● REQUIREMENTS
Copy out every line exactly, passing over the pictures.

● INPUT DATA
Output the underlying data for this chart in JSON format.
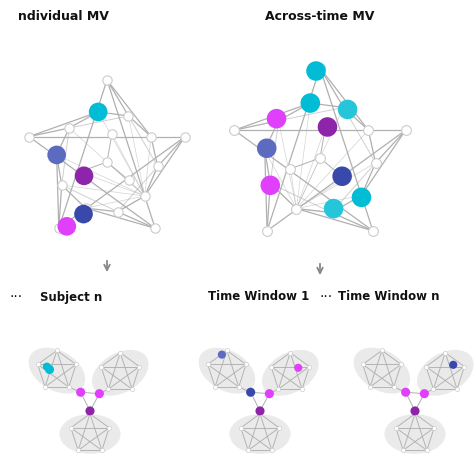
{
  "bg_color": "#ffffff",
  "node_white": "#ffffff",
  "node_edge": "#cccccc",
  "edge_color": "#b0b0b0",
  "ellipse_color": "#e8e8e8",
  "text_color": "#111111",
  "cyan": "#00bcd4",
  "magenta": "#e040fb",
  "blue1": "#5c6bc0",
  "blue2": "#3949ab",
  "purple": "#8e24aa",
  "teal": "#26c6da",
  "label1": "ndividual MV",
  "label2": "Across-time MV",
  "label_subject": "Subject n",
  "label_tw1": "Time Window 1",
  "label_twn": "Time Window n",
  "dots": "···"
}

● THE REPLY
Output the underlying data for this chart in JSON format.
{
  "bg_color": "#ffffff",
  "node_white": "#ffffff",
  "node_edge": "#cccccc",
  "edge_color": "#b0b0b0",
  "ellipse_color": "#e8e8e8",
  "text_color": "#111111",
  "cyan": "#00bcd4",
  "magenta": "#e040fb",
  "blue1": "#5c6bc0",
  "blue2": "#3949ab",
  "purple": "#8e24aa",
  "teal": "#26c6da",
  "label1": "ndividual MV",
  "label2": "Across-time MV",
  "label_subject": "Subject n",
  "label_tw1": "Time Window 1",
  "label_twn": "Time Window n",
  "dots": "···"
}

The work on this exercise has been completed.